* Start INPUT DATA *
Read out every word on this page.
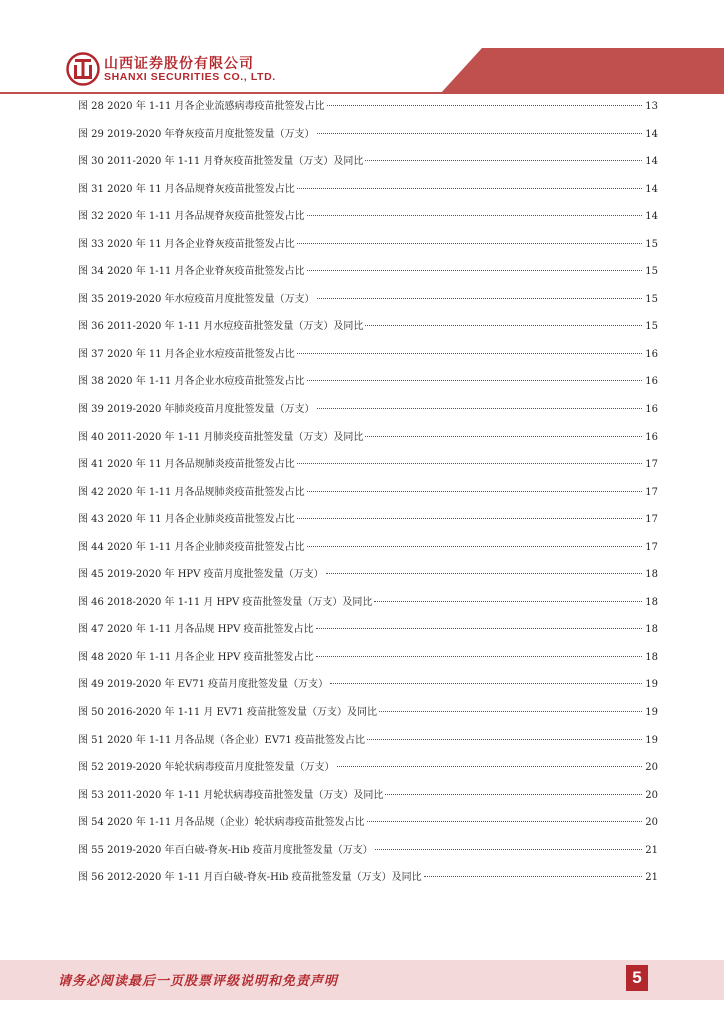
山西证券股份有限公司
SHANXI SECURITIES CO., LTD.
图 28 2020 年 1-11 月各企业流感病毒疫苗批签发占比	13
图 29 2019-2020 年脊灰疫苗月度批签发量（万支）	14
图 30 2011-2020 年 1-11 月脊灰疫苗批签发量（万支）及同比	14
图 31 2020 年 11 月各品规脊灰疫苗批签发占比	14
图 32 2020 年 1-11 月各品规脊灰疫苗批签发占比	14
图 33 2020 年 11 月各企业脊灰疫苗批签发占比	15
图 34 2020 年 1-11 月各企业脊灰疫苗批签发占比	15
图 35 2019-2020 年水痘疫苗月度批签发量（万支）	15
图 36 2011-2020 年 1-11 月水痘疫苗批签发量（万支）及同比	15
图 37 2020 年 11 月各企业水痘疫苗批签发占比	16
图 38 2020 年 1-11 月各企业水痘疫苗批签发占比	16
图 39 2019-2020 年肺炎疫苗月度批签发量（万支）	16
图 40 2011-2020 年 1-11 月肺炎疫苗批签发量（万支）及同比	16
图 41 2020 年 11 月各品规肺炎疫苗批签发占比	17
图 42 2020 年 1-11 月各品规肺炎疫苗批签发占比	17
图 43 2020 年 11 月各企业肺炎疫苗批签发占比	17
图 44 2020 年 1-11 月各企业肺炎疫苗批签发占比	17
图 45 2019-2020 年 HPV 疫苗月度批签发量（万支）	18
图 46 2018-2020 年 1-11 月 HPV 疫苗批签发量（万支）及同比	18
图 47 2020 年 1-11 月各品规 HPV 疫苗批签发占比	18
图 48 2020 年 1-11 月各企业 HPV 疫苗批签发占比	18
图 49 2019-2020 年 EV71 疫苗月度批签发量（万支）	19
图 50 2016-2020 年 1-11 月 EV71 疫苗批签发量（万支）及同比	19
图 51 2020 年 1-11 月各品规（各企业）EV71 疫苗批签发占比	19
图 52 2019-2020 年轮状病毒疫苗月度批签发量（万支）	20
图 53 2011-2020 年 1-11 月轮状病毒疫苗批签发量（万支）及同比	20
图 54 2020 年 1-11 月各品规（企业）轮状病毒疫苗批签发占比	20
图 55 2019-2020 年百白破-脊灰-Hib 疫苗月度批签发量（万支）	21
图 56 2012-2020 年 1-11 月百白破-脊灰-Hib 疫苗批签发量（万支）及同比	21
请务必阅读最后一页股票评级说明和免责声明	5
* End INPUT DATA *
Without the pictures, retype the whole of the material above exactly.

Read out every word on this page.
山西证券股份有限公司
SHANXI SECURITIES CO., LTD.
图 28 2020 年 1-11 月各企业流感病毒疫苗批签发占比	13
图 29 2019-2020 年脊灰疫苗月度批签发量（万支）	14
图 30 2011-2020 年 1-11 月脊灰疫苗批签发量（万支）及同比	14
图 31 2020 年 11 月各品规脊灰疫苗批签发占比	14
图 32 2020 年 1-11 月各品规脊灰疫苗批签发占比	14
图 33 2020 年 11 月各企业脊灰疫苗批签发占比	15
图 34 2020 年 1-11 月各企业脊灰疫苗批签发占比	15
图 35 2019-2020 年水痘疫苗月度批签发量（万支）	15
图 36 2011-2020 年 1-11 月水痘疫苗批签发量（万支）及同比	15
图 37 2020 年 11 月各企业水痘疫苗批签发占比	16
图 38 2020 年 1-11 月各企业水痘疫苗批签发占比	16
图 39 2019-2020 年肺炎疫苗月度批签发量（万支）	16
图 40 2011-2020 年 1-11 月肺炎疫苗批签发量（万支）及同比	16
图 41 2020 年 11 月各品规肺炎疫苗批签发占比	17
图 42 2020 年 1-11 月各品规肺炎疫苗批签发占比	17
图 43 2020 年 11 月各企业肺炎疫苗批签发占比	17
图 44 2020 年 1-11 月各企业肺炎疫苗批签发占比	17
图 45 2019-2020 年 HPV 疫苗月度批签发量（万支）	18
图 46 2018-2020 年 1-11 月 HPV 疫苗批签发量（万支）及同比	18
图 47 2020 年 1-11 月各品规 HPV 疫苗批签发占比	18
图 48 2020 年 1-11 月各企业 HPV 疫苗批签发占比	18
图 49 2019-2020 年 EV71 疫苗月度批签发量（万支）	19
图 50 2016-2020 年 1-11 月 EV71 疫苗批签发量（万支）及同比	19
图 51 2020 年 1-11 月各品规（各企业）EV71 疫苗批签发占比	19
图 52 2019-2020 年轮状病毒疫苗月度批签发量（万支）	20
图 53 2011-2020 年 1-11 月轮状病毒疫苗批签发量（万支）及同比	20
图 54 2020 年 1-11 月各品规（企业）轮状病毒疫苗批签发占比	20
图 55 2019-2020 年百白破-脊灰-Hib 疫苗月度批签发量（万支）	21
图 56 2012-2020 年 1-11 月百白破-脊灰-Hib 疫苗批签发量（万支）及同比	21
请务必阅读最后一页股票评级说明和免责声明	5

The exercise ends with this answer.